[GIVEN INSTRUCTION] Each line that contains the string "épiphysaire" counts once; report how many such lines appear in the data, as a number only.

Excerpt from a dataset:
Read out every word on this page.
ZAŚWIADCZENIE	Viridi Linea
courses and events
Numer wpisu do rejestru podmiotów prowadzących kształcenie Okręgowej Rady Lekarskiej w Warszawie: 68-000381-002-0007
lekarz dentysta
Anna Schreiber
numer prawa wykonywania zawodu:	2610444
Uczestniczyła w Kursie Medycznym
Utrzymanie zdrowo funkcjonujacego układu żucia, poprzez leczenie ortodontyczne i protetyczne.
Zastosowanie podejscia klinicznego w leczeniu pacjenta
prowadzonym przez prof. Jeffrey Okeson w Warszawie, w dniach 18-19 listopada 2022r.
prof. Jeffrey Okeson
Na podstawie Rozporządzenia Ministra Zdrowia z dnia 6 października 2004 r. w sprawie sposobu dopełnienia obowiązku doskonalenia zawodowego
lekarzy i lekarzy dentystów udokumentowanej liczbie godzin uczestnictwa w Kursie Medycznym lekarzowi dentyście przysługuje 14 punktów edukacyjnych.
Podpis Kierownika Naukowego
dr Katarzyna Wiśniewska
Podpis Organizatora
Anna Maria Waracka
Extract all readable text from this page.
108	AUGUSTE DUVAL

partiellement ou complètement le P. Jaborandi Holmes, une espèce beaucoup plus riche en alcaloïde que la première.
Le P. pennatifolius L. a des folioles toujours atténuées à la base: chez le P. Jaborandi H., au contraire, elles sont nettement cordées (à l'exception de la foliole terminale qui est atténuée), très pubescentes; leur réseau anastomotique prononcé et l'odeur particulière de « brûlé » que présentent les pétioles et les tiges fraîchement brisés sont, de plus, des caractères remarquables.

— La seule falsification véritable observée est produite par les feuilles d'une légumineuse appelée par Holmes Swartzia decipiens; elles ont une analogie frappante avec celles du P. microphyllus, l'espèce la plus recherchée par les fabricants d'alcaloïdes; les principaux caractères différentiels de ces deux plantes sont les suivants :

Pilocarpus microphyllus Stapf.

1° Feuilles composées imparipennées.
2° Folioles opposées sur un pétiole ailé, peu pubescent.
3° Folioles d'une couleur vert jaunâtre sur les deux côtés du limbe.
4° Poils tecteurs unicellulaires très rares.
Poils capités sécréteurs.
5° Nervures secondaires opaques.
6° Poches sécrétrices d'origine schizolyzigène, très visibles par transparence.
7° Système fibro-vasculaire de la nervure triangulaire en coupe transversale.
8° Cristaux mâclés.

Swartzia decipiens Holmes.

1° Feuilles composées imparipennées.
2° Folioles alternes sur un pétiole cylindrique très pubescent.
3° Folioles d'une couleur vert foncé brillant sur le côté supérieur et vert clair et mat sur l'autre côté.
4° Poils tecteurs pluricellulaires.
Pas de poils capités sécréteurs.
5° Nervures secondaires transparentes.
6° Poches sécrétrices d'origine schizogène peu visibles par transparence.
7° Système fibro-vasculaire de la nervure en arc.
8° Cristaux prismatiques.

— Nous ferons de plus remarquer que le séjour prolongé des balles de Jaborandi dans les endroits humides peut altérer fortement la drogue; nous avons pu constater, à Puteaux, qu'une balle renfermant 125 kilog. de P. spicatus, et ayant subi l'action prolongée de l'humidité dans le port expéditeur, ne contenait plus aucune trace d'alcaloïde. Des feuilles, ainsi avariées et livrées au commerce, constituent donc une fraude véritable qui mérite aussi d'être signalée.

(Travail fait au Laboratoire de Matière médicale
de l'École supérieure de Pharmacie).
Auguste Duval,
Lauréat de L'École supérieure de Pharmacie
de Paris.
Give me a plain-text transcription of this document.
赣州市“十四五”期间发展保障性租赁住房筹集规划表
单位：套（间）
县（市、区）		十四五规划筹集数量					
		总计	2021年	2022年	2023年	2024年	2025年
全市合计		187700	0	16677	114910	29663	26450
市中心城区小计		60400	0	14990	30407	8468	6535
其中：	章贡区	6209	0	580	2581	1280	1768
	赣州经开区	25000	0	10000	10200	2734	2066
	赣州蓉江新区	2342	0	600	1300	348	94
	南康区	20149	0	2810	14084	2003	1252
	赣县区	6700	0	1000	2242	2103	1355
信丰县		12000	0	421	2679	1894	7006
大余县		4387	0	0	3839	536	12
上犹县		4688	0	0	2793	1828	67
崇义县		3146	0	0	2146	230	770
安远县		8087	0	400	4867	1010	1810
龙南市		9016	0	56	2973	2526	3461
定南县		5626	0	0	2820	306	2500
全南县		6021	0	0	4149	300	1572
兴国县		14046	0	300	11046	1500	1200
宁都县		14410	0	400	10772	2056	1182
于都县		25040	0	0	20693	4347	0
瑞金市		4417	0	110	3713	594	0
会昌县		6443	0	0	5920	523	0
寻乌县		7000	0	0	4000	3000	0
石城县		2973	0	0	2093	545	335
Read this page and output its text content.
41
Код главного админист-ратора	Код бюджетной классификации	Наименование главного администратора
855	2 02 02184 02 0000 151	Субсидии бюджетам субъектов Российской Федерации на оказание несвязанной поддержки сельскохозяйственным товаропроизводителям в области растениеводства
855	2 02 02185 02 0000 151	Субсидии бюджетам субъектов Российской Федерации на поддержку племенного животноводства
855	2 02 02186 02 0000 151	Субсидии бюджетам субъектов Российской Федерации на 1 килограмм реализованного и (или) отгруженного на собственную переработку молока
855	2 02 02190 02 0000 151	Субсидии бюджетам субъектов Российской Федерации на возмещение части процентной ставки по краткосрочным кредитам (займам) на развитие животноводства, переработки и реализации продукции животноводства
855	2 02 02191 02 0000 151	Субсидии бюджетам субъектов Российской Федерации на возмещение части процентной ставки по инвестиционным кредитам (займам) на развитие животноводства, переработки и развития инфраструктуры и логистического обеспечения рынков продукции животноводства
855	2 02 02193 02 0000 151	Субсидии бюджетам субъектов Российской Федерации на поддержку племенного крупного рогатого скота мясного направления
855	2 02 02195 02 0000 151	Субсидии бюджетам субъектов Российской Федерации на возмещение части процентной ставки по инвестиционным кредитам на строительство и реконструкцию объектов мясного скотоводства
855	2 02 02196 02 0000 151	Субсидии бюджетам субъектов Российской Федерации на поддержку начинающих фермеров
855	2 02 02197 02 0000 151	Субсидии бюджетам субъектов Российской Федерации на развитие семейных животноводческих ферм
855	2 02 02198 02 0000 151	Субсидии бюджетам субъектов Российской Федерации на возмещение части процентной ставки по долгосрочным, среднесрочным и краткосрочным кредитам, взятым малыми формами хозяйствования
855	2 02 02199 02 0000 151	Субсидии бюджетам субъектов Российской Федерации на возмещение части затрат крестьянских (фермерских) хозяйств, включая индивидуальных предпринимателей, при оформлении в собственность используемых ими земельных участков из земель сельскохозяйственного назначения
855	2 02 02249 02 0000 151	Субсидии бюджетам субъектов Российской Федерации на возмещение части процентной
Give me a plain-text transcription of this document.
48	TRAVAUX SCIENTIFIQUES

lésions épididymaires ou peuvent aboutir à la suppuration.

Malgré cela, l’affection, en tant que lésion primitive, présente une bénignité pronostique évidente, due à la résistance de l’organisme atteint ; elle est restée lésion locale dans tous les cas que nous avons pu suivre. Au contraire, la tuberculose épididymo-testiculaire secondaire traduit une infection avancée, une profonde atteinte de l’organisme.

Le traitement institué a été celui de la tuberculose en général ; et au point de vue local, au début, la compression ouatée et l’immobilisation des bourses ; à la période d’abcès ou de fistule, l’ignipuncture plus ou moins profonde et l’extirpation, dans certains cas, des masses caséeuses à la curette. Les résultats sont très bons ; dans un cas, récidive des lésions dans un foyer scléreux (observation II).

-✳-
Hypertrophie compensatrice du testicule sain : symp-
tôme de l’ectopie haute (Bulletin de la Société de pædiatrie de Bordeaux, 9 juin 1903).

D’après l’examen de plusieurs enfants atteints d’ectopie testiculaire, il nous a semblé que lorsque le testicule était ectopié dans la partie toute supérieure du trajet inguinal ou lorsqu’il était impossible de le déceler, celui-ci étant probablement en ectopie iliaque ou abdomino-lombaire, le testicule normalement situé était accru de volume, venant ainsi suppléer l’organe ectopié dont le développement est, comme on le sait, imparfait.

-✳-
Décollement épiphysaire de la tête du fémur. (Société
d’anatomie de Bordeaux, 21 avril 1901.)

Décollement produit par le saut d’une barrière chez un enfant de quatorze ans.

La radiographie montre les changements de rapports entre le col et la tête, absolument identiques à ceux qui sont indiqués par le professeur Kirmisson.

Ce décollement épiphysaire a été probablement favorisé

[WRITTEN SOLUTION] 2